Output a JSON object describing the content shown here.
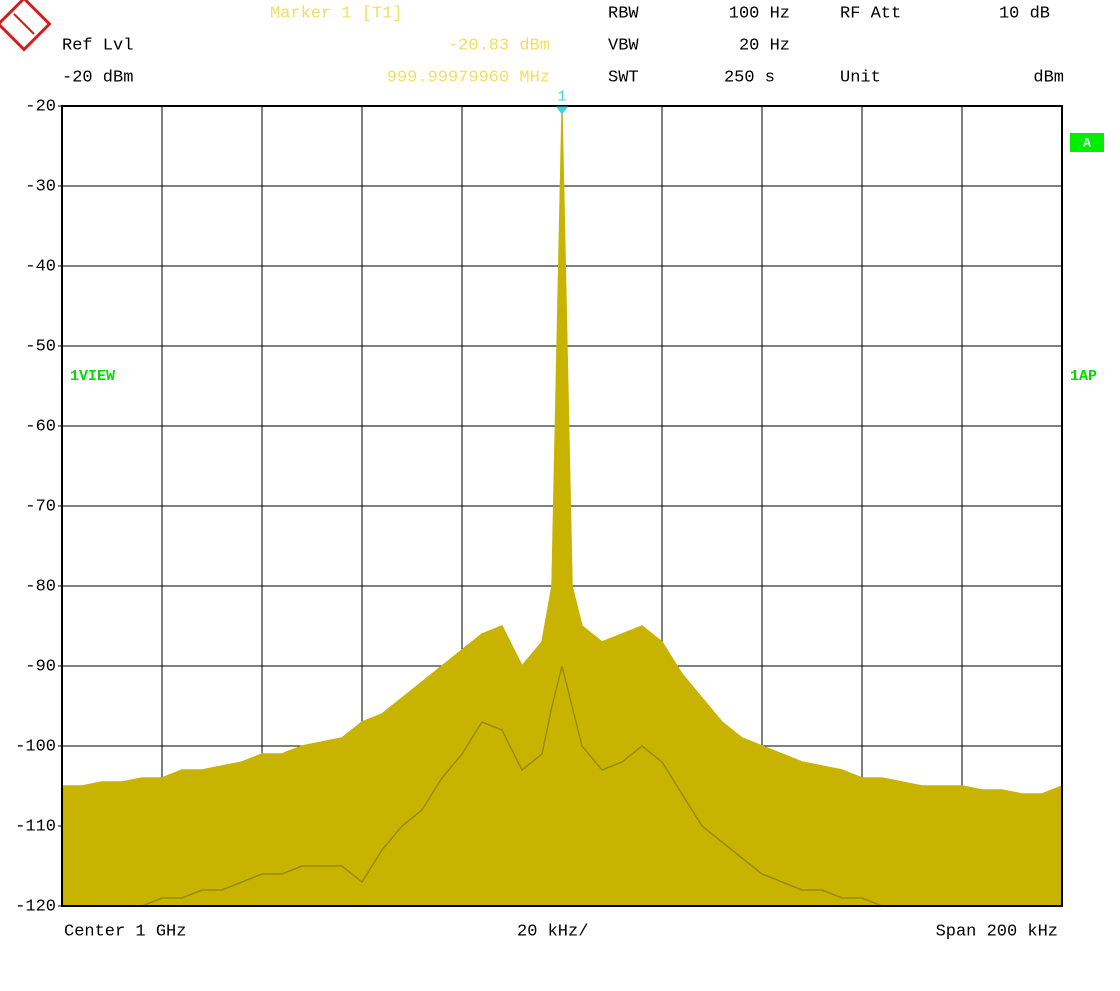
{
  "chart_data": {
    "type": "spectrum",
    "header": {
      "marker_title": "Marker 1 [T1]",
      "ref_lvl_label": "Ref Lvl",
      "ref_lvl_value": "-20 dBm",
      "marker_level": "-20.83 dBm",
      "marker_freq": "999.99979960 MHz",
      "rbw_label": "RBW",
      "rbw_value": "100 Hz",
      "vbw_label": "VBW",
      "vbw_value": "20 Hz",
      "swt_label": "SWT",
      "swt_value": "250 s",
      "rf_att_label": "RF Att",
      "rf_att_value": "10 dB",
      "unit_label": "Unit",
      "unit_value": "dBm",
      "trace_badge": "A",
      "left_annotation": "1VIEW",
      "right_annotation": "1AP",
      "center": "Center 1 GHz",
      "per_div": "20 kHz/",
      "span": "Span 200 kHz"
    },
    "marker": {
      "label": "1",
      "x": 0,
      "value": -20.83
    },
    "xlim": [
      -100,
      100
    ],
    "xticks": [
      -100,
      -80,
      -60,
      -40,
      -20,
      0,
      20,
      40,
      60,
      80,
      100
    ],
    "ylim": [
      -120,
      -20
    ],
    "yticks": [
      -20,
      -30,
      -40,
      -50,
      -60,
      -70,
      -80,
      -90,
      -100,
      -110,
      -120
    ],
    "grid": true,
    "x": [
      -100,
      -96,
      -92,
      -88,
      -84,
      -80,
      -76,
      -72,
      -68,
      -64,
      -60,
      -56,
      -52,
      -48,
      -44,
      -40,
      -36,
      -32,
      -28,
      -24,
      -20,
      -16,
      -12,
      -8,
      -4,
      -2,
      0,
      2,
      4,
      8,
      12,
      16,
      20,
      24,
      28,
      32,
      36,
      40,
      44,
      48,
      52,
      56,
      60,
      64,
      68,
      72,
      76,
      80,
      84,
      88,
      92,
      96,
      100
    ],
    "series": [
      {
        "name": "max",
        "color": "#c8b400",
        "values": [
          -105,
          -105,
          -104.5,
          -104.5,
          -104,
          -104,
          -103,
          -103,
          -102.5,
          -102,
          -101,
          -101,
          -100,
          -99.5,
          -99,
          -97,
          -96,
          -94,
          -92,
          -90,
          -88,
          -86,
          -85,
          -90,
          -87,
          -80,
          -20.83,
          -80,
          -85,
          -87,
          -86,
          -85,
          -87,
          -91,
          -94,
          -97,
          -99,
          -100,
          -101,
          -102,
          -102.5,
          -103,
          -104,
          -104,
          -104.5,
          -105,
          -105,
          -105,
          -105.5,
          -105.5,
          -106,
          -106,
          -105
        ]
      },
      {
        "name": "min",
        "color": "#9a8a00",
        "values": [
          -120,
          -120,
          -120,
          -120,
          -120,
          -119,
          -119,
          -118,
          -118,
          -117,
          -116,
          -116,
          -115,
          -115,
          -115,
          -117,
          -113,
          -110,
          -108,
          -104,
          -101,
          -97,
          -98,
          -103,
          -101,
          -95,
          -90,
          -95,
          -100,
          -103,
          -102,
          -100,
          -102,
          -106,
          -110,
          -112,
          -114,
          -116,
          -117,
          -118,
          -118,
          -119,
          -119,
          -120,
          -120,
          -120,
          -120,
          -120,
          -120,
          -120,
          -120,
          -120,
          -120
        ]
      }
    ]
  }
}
• • • •
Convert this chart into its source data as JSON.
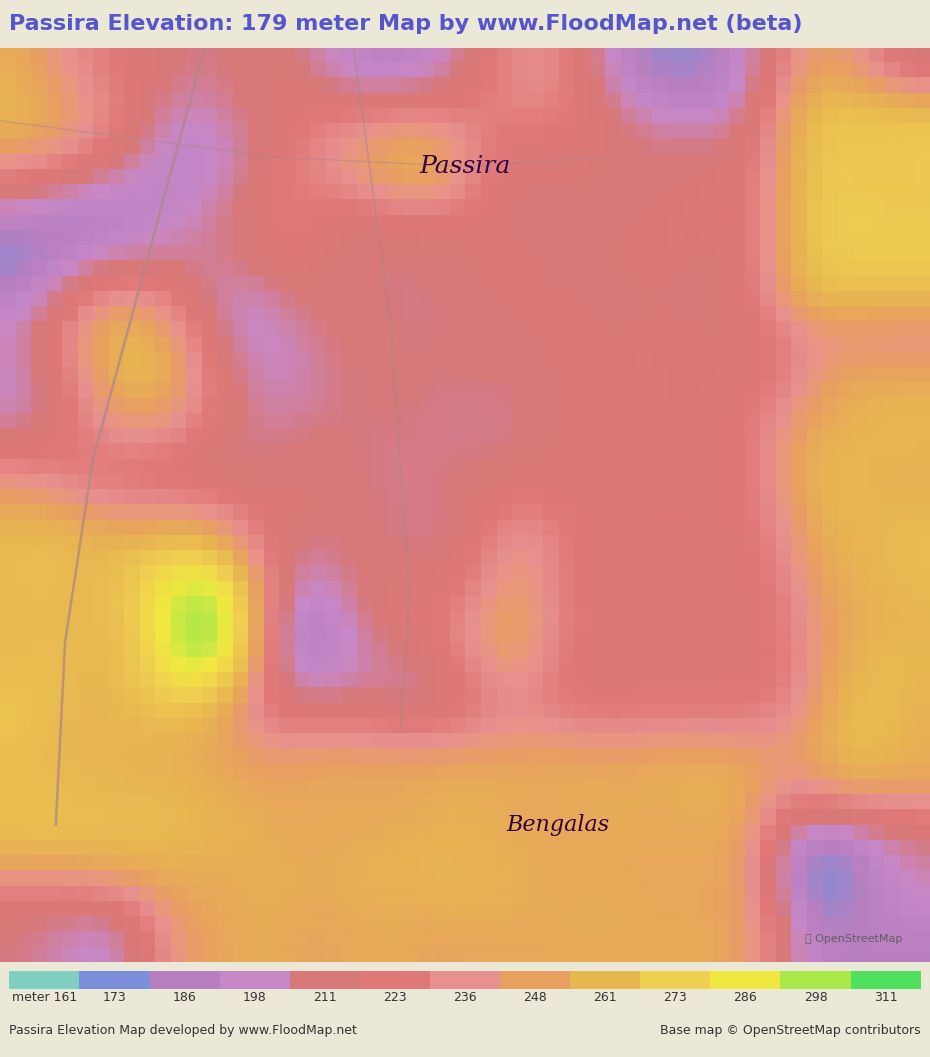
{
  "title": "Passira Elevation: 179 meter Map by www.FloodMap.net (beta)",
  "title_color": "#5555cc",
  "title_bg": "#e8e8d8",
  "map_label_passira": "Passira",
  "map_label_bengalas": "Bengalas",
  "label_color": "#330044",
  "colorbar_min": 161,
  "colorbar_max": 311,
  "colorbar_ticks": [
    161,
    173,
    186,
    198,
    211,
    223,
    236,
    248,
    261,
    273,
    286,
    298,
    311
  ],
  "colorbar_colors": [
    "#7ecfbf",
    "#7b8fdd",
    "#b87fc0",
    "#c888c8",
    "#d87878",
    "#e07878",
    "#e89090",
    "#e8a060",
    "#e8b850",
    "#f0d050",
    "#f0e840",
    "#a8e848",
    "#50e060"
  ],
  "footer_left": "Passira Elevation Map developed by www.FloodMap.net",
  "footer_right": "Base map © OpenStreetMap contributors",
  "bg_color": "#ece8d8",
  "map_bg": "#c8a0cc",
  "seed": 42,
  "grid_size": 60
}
• • • •
## SET EXERCISE
Copy each line containing the word "Passira" from the data.

## IN RESPONSE
  "title": "Passira Elevation: 179 meter Map by www.FloodMap.net (beta)",
  "map_label_passira": "Passira",
  "footer_left": "Passira Elevation Map developed by www.FloodMap.net",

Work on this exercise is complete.